● What you have to do: Where a line in the listing contains the string "surveilling", copy that line out.

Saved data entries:
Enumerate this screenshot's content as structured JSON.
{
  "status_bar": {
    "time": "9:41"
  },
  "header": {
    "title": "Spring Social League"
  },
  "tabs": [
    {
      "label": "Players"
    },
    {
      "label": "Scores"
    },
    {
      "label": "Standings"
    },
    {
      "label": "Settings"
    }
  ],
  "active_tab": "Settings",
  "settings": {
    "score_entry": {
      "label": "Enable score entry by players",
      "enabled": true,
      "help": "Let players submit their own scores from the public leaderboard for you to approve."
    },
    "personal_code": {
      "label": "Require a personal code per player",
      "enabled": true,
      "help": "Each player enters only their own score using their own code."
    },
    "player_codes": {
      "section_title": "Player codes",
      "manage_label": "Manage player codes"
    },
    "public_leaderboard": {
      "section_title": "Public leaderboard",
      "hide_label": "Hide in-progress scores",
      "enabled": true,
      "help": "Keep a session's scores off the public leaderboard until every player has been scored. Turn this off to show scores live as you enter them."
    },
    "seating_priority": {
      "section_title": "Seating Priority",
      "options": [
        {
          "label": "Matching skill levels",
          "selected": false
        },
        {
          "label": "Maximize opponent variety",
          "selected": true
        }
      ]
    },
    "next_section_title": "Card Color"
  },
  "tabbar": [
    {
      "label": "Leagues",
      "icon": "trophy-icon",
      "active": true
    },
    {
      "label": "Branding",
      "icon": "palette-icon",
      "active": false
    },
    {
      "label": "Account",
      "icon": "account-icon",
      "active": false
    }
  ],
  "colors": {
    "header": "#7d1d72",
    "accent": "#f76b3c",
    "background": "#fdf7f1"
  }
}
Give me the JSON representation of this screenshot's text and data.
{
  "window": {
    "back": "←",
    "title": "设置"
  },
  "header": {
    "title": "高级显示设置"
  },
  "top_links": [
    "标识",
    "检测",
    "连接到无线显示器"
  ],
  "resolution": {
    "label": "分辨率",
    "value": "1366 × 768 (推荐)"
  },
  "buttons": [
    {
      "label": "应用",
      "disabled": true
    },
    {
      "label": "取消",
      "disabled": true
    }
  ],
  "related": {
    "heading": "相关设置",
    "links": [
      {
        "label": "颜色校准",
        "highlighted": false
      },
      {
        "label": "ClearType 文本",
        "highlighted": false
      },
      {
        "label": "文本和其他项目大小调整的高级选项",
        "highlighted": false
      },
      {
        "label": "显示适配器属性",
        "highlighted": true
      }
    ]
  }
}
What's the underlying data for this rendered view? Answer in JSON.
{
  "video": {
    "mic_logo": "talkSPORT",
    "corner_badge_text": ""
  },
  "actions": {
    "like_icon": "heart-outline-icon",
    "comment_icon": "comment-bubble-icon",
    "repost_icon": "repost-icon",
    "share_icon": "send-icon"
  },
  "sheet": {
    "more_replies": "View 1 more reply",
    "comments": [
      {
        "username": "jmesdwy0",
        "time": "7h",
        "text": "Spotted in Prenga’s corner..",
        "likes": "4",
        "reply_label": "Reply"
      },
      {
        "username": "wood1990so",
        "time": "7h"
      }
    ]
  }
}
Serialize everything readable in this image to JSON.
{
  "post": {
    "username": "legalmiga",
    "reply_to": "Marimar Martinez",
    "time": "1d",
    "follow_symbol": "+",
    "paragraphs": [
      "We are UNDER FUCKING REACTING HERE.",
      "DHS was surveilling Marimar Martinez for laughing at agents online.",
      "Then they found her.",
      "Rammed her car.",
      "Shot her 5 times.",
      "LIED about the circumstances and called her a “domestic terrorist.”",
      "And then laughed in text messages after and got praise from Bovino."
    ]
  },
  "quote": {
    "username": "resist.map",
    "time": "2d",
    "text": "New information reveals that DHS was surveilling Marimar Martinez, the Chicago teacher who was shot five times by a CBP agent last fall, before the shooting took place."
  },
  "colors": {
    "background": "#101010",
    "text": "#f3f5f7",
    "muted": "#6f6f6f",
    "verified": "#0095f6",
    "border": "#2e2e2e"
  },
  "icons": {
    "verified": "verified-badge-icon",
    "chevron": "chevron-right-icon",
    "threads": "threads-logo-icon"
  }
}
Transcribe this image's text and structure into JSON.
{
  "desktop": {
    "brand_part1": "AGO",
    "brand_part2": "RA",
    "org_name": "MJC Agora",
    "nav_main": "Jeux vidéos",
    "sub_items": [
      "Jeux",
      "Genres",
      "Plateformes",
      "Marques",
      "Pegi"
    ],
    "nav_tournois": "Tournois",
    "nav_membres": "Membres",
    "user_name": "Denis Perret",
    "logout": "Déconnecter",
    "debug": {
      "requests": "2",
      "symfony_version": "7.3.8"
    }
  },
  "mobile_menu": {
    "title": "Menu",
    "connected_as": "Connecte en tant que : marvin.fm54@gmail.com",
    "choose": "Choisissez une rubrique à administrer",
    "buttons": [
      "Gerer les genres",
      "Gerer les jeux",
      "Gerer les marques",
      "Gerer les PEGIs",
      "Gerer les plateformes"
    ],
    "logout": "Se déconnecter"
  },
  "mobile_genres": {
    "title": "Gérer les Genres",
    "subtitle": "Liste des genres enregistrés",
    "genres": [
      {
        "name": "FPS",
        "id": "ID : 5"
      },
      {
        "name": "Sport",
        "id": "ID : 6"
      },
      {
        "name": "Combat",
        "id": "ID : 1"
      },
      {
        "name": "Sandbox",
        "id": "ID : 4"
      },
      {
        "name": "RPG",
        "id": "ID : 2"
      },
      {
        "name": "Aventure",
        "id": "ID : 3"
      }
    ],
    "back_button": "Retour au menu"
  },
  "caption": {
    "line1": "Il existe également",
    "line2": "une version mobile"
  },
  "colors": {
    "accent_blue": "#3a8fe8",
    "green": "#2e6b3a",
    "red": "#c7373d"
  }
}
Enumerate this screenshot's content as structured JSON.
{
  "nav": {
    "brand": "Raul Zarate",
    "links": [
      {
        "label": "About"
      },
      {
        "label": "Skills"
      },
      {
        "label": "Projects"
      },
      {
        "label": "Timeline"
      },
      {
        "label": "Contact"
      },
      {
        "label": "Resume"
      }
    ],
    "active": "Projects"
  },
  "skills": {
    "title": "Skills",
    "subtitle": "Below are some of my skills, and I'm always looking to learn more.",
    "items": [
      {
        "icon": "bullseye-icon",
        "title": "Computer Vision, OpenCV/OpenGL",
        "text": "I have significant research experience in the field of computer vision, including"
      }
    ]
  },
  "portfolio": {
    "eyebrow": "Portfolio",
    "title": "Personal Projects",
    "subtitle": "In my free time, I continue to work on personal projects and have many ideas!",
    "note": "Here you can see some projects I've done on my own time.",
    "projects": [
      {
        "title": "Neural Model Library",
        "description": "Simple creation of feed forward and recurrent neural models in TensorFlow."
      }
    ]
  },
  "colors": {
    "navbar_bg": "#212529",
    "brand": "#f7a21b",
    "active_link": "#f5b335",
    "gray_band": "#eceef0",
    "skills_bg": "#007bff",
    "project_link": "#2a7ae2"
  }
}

● Result for this exercise:
      "DHS was surveilling Marimar Martinez for laughing at agents online.",
    "text": "New information reveals that DHS was surveilling Marimar Martinez, the Chicago teacher who was shot five times by a CBP agent last fall, before the shooting took place."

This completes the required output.